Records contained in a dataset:

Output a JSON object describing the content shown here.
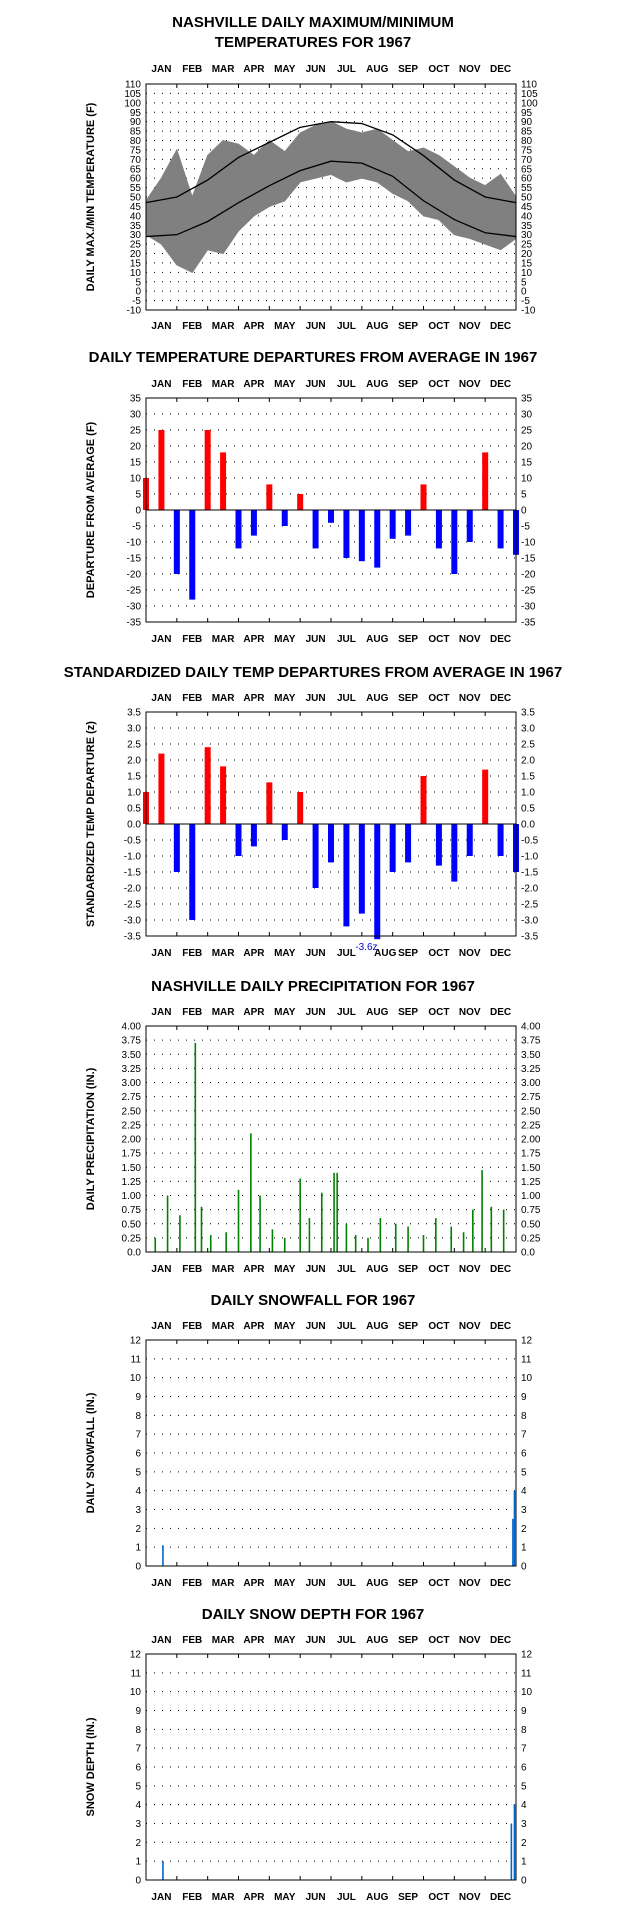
{
  "months": [
    "JAN",
    "FEB",
    "MAR",
    "APR",
    "MAY",
    "JUN",
    "JUL",
    "AUG",
    "SEP",
    "OCT",
    "NOV",
    "DEC"
  ],
  "colors": {
    "temp_obs": "#808080",
    "normals": "#000000",
    "warm": "#ff0000",
    "cold": "#0000ff",
    "precip": "#008000",
    "snow": "#0066cc",
    "grid": "#000000"
  },
  "chart_data": [
    {
      "id": "temps",
      "type": "area",
      "title": [
        "NASHVILLE DAILY MAXIMUM/MINIMUM",
        "TEMPERATURES FOR 1967"
      ],
      "ylabel": "DAILY MAX./MIN TEMPERATURE (F)",
      "ylim": [
        -10,
        110
      ],
      "ytick_step": 5,
      "yticks": [
        "110",
        "105",
        "100",
        "95",
        "90",
        "85",
        "80",
        "75",
        "70",
        "65",
        "60",
        "55",
        "50",
        "45",
        "40",
        "35",
        "30",
        "25",
        "20",
        "15",
        "10",
        "5",
        "0",
        "-5",
        "-10"
      ],
      "grid": true,
      "series": [
        {
          "name": "",
          "kind": "observed_max",
          "x_months": [
            0.0,
            0.5,
            1.0,
            1.5,
            2.0,
            2.5,
            3.0,
            3.5,
            4.0,
            4.5,
            5.0,
            5.5,
            6.0,
            6.5,
            7.0,
            7.5,
            8.0,
            8.5,
            9.0,
            9.5,
            10.0,
            10.5,
            11.0,
            11.5,
            12.0
          ],
          "values": [
            48,
            60,
            75,
            50,
            72,
            80,
            78,
            72,
            80,
            74,
            84,
            88,
            90,
            86,
            84,
            86,
            80,
            74,
            76,
            72,
            66,
            60,
            56,
            62,
            50
          ]
        },
        {
          "name": "",
          "kind": "observed_min",
          "x_months": [
            0.0,
            0.5,
            1.0,
            1.5,
            2.0,
            2.5,
            3.0,
            3.5,
            4.0,
            4.5,
            5.0,
            5.5,
            6.0,
            6.5,
            7.0,
            7.5,
            8.0,
            8.5,
            9.0,
            9.5,
            10.0,
            10.5,
            11.0,
            11.5,
            12.0
          ],
          "values": [
            30,
            25,
            14,
            10,
            22,
            20,
            32,
            40,
            45,
            48,
            58,
            60,
            62,
            58,
            60,
            58,
            52,
            48,
            40,
            38,
            30,
            28,
            25,
            22,
            28
          ]
        },
        {
          "name": "",
          "kind": "normal_max",
          "x_months": [
            0,
            1,
            2,
            3,
            4,
            5,
            6,
            7,
            8,
            9,
            10,
            11,
            12
          ],
          "values": [
            47,
            50,
            59,
            71,
            79,
            87,
            90,
            89,
            83,
            72,
            59,
            50,
            47
          ]
        },
        {
          "name": "",
          "kind": "normal_min",
          "x_months": [
            0,
            1,
            2,
            3,
            4,
            5,
            6,
            7,
            8,
            9,
            10,
            11,
            12
          ],
          "values": [
            29,
            30,
            37,
            47,
            56,
            64,
            69,
            68,
            61,
            48,
            38,
            31,
            29
          ]
        }
      ]
    },
    {
      "id": "departures",
      "type": "bar",
      "title": [
        "DAILY TEMPERATURE DEPARTURES FROM AVERAGE IN 1967"
      ],
      "ylabel": "DEPARTURE FROM AVERAGE (F)",
      "ylim": [
        -35,
        35
      ],
      "ytick_step": 5,
      "yticks": [
        "35",
        "30",
        "25",
        "20",
        "15",
        "10",
        "5",
        "0",
        "-5",
        "-10",
        "-15",
        "-20",
        "-25",
        "-30",
        "-35"
      ],
      "grid": true,
      "x_months": [
        0.0,
        0.5,
        1.0,
        1.5,
        2.0,
        2.5,
        3.0,
        3.5,
        4.0,
        4.5,
        5.0,
        5.5,
        6.0,
        6.5,
        7.0,
        7.5,
        8.0,
        8.5,
        9.0,
        9.5,
        10.0,
        10.5,
        11.0,
        11.5,
        12.0
      ],
      "values": [
        10,
        25,
        -20,
        -28,
        25,
        18,
        -12,
        -8,
        8,
        -5,
        5,
        -12,
        -4,
        -15,
        -16,
        -18,
        -9,
        -8,
        8,
        -12,
        -20,
        -10,
        18,
        -12,
        -14
      ]
    },
    {
      "id": "std_departures",
      "type": "bar",
      "title": [
        "STANDARDIZED DAILY TEMP DEPARTURES FROM AVERAGE IN 1967"
      ],
      "ylabel": "STANDARDIZED TEMP DEPARTURE (z)",
      "ylim": [
        -3.5,
        3.5
      ],
      "ytick_step": 0.5,
      "yticks": [
        "3.5",
        "3.0",
        "2.5",
        "2.0",
        "1.5",
        "1.0",
        "0.5",
        "0.0",
        "-0.5",
        "-1.0",
        "-1.5",
        "-2.0",
        "-2.5",
        "-3.0",
        "-3.5"
      ],
      "grid": true,
      "x_months": [
        0.0,
        0.5,
        1.0,
        1.5,
        2.0,
        2.5,
        3.0,
        3.5,
        4.0,
        4.5,
        5.0,
        5.5,
        6.0,
        6.5,
        7.0,
        7.5,
        8.0,
        8.5,
        9.0,
        9.5,
        10.0,
        10.5,
        11.0,
        11.5,
        12.0
      ],
      "values": [
        1.0,
        2.2,
        -1.5,
        -3.0,
        2.4,
        1.8,
        -1.0,
        -0.7,
        1.3,
        -0.5,
        1.0,
        -2.0,
        -1.2,
        -3.2,
        -2.8,
        -3.6,
        -1.5,
        -1.2,
        1.5,
        -1.3,
        -1.8,
        -1.0,
        1.7,
        -1.0,
        -1.5
      ],
      "annotation": {
        "x_month": 7.15,
        "text": "-3.6z"
      }
    },
    {
      "id": "precip",
      "type": "bar",
      "title": [
        "NASHVILLE DAILY PRECIPITATION FOR 1967"
      ],
      "ylabel": "DAILY PRECIPITATION (IN.)",
      "ylim": [
        0,
        4.0
      ],
      "ytick_step": 0.25,
      "yticks": [
        "4.00",
        "3.75",
        "3.50",
        "3.25",
        "3.00",
        "2.75",
        "2.50",
        "2.25",
        "2.00",
        "1.75",
        "1.50",
        "1.25",
        "1.00",
        "0.75",
        "0.50",
        "0.25",
        "0.0"
      ],
      "grid": true,
      "x_months": [
        0.3,
        0.7,
        1.1,
        1.6,
        1.8,
        2.1,
        2.6,
        3.0,
        3.4,
        3.7,
        4.1,
        4.5,
        5.0,
        5.3,
        5.7,
        6.1,
        6.2,
        6.5,
        6.8,
        7.2,
        7.6,
        8.1,
        8.5,
        9.0,
        9.4,
        9.9,
        10.3,
        10.6,
        10.9,
        11.2,
        11.6
      ],
      "values": [
        0.25,
        1.0,
        0.65,
        3.7,
        0.8,
        0.3,
        0.35,
        1.1,
        2.1,
        1.0,
        0.4,
        0.25,
        1.3,
        0.6,
        1.05,
        1.4,
        1.4,
        0.5,
        0.3,
        0.25,
        0.6,
        0.5,
        0.45,
        0.3,
        0.6,
        0.45,
        0.35,
        0.75,
        1.45,
        0.8,
        0.75
      ]
    },
    {
      "id": "snowfall",
      "type": "bar",
      "title": [
        "DAILY SNOWFALL FOR 1967"
      ],
      "ylabel": "DAILY SNOWFALL (IN.)",
      "ylim": [
        0,
        12
      ],
      "ytick_step": 1,
      "yticks": [
        "12",
        "11",
        "10",
        "9",
        "8",
        "7",
        "6",
        "5",
        "4",
        "3",
        "2",
        "1",
        "0"
      ],
      "grid": true,
      "x_months": [
        0.55,
        11.9,
        11.95
      ],
      "values": [
        1.1,
        2.5,
        4.0
      ]
    },
    {
      "id": "snowdepth",
      "type": "bar",
      "title": [
        "DAILY SNOW DEPTH FOR 1967"
      ],
      "ylabel": "SNOW DEPTH (IN.)",
      "ylim": [
        0,
        12
      ],
      "ytick_step": 1,
      "yticks": [
        "12",
        "11",
        "10",
        "9",
        "8",
        "7",
        "6",
        "5",
        "4",
        "3",
        "2",
        "1",
        "0"
      ],
      "grid": true,
      "x_months": [
        0.55,
        11.85,
        11.95
      ],
      "values": [
        1.0,
        3.0,
        4.0
      ]
    }
  ]
}
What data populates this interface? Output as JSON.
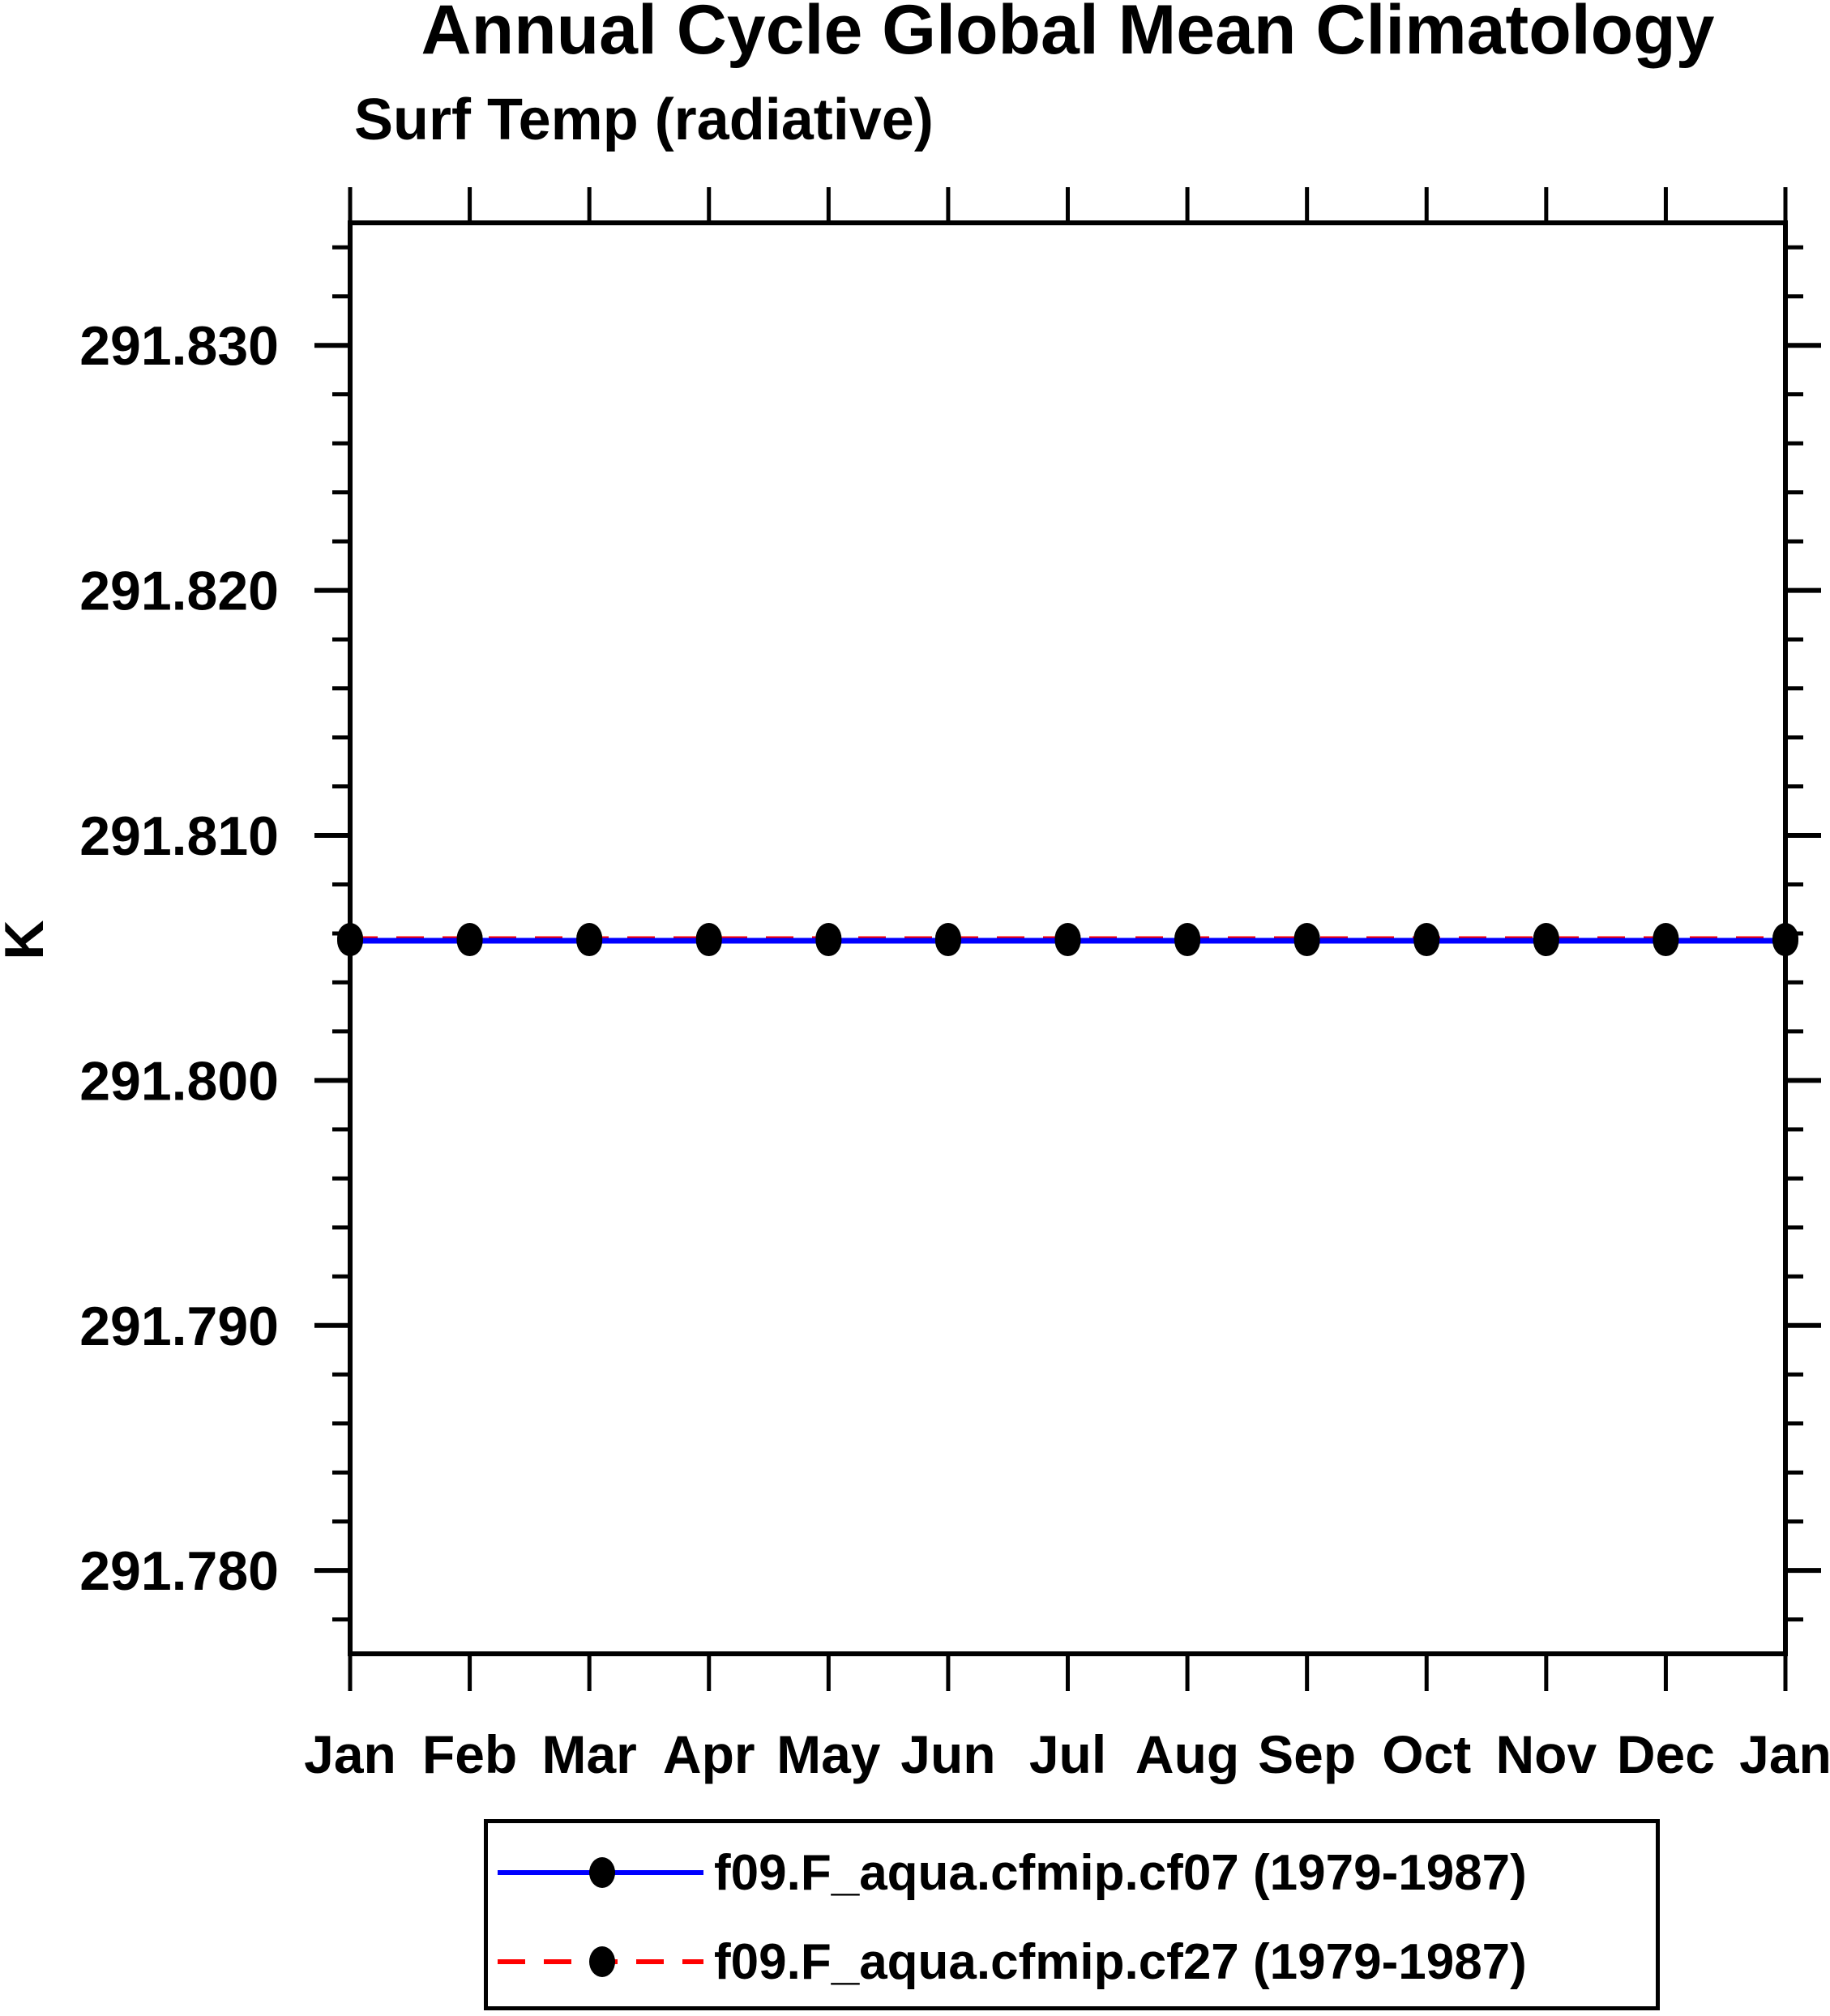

EXERCISE GOAL: Report the number of lines in the entries above that include the word "ylabel" and add nothing to it.

WRITTEN SOLUTION: 6